**Your instructions**
Retype the material that follows, keeping every word as it is.

**Dataset excerpts**
▽
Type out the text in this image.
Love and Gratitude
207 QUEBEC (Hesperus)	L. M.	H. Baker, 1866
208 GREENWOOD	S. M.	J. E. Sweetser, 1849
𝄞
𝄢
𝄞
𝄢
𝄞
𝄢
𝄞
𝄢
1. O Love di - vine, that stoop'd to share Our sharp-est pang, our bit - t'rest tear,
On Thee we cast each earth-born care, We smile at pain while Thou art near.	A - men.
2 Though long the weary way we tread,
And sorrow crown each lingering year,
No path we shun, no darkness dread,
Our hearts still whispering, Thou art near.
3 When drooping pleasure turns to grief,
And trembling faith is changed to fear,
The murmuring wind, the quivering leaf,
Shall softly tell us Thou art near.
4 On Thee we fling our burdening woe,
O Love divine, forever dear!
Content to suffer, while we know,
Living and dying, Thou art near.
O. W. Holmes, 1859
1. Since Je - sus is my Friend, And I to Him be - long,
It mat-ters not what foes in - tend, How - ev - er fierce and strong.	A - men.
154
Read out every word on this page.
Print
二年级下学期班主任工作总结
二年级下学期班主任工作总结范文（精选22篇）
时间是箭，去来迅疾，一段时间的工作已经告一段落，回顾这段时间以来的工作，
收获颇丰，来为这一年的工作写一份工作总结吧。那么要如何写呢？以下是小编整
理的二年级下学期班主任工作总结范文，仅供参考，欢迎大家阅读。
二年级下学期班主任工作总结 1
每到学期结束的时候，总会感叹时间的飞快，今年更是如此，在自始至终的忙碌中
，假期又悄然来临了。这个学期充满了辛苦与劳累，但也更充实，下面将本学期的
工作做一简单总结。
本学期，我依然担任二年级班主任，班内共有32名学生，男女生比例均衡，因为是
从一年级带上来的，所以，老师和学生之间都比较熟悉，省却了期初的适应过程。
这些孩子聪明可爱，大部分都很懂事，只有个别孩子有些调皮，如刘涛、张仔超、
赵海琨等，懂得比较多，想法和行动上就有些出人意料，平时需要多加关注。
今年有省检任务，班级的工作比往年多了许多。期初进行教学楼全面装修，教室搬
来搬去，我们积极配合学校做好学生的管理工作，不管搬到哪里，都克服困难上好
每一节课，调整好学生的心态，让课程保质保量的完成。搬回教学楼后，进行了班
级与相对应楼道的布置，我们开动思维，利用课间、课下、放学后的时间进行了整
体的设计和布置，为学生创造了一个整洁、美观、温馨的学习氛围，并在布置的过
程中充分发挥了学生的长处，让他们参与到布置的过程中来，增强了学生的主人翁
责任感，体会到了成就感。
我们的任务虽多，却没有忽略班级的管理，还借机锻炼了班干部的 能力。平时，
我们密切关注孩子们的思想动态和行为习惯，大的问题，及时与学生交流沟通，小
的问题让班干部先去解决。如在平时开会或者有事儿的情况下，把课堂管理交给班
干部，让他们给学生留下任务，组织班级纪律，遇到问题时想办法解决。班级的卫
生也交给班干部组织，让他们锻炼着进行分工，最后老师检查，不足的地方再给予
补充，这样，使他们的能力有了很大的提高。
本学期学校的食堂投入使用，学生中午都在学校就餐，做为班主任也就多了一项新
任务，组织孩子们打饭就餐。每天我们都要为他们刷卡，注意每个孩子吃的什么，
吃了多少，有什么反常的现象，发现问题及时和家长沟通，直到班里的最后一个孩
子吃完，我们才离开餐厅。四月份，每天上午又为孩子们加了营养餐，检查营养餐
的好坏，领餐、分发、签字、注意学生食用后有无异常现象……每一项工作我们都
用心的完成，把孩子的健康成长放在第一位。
△
**Output**
Type out the text in this image.
Love and Gratitude
207 QUEBEC (Hesperus)	L. M.	H. Baker, 1866
208 GREENWOOD	S. M.	J. E. Sweetser, 1849
𝄞
𝄢
𝄞
𝄢
𝄞
𝄢
𝄞
𝄢
1. O Love di - vine, that stoop'd to share Our sharp-est pang, our bit - t'rest tear,
On Thee we cast each earth-born care, We smile at pain while Thou art near.	A - men.
2 Though long the weary way we tread,
And sorrow crown each lingering year,
No path we shun, no darkness dread,
Our hearts still whispering, Thou art near.
3 When drooping pleasure turns to grief,
And trembling faith is changed to fear,
The murmuring wind, the quivering leaf,
Shall softly tell us Thou art near.
4 On Thee we fling our burdening woe,
O Love divine, forever dear!
Content to suffer, while we know,
Living and dying, Thou art near.
O. W. Holmes, 1859
1. Since Je - sus is my Friend, And I to Him be - long,
It mat-ters not what foes in - tend, How - ev - er fierce and strong.	A - men.
154
Read out every word on this page.
Print
二年级下学期班主任工作总结
二年级下学期班主任工作总结范文（精选22篇）
时间是箭，去来迅疾，一段时间的工作已经告一段落，回顾这段时间以来的工作，
收获颇丰，来为这一年的工作写一份工作总结吧。那么要如何写呢？以下是小编整
理的二年级下学期班主任工作总结范文，仅供参考，欢迎大家阅读。
二年级下学期班主任工作总结 1
每到学期结束的时候，总会感叹时间的飞快，今年更是如此，在自始至终的忙碌中
，假期又悄然来临了。这个学期充满了辛苦与劳累，但也更充实，下面将本学期的
工作做一简单总结。
本学期，我依然担任二年级班主任，班内共有32名学生，男女生比例均衡，因为是
从一年级带上来的，所以，老师和学生之间都比较熟悉，省却了期初的适应过程。
这些孩子聪明可爱，大部分都很懂事，只有个别孩子有些调皮，如刘涛、张仔超、
赵海琨等，懂得比较多，想法和行动上就有些出人意料，平时需要多加关注。
今年有省检任务，班级的工作比往年多了许多。期初进行教学楼全面装修，教室搬
来搬去，我们积极配合学校做好学生的管理工作，不管搬到哪里，都克服困难上好
每一节课，调整好学生的心态，让课程保质保量的完成。搬回教学楼后，进行了班
级与相对应楼道的布置，我们开动思维，利用课间、课下、放学后的时间进行了整
体的设计和布置，为学生创造了一个整洁、美观、温馨的学习氛围，并在布置的过
程中充分发挥了学生的长处，让他们参与到布置的过程中来，增强了学生的主人翁
责任感，体会到了成就感。
我们的任务虽多，却没有忽略班级的管理，还借机锻炼了班干部的 能力。平时，
我们密切关注孩子们的思想动态和行为习惯，大的问题，及时与学生交流沟通，小
的问题让班干部先去解决。如在平时开会或者有事儿的情况下，把课堂管理交给班
干部，让他们给学生留下任务，组织班级纪律，遇到问题时想办法解决。班级的卫
生也交给班干部组织，让他们锻炼着进行分工，最后老师检查，不足的地方再给予
补充，这样，使他们的能力有了很大的提高。
本学期学校的食堂投入使用，学生中午都在学校就餐，做为班主任也就多了一项新
任务，组织孩子们打饭就餐。每天我们都要为他们刷卡，注意每个孩子吃的什么，
吃了多少，有什么反常的现象，发现问题及时和家长沟通，直到班里的最后一个孩
子吃完，我们才离开餐厅。四月份，每天上午又为孩子们加了营养餐，检查营养餐
的好坏，领餐、分发、签字、注意学生食用后有无异常现象……每一项工作我们都
用心的完成，把孩子的健康成长放在第一位。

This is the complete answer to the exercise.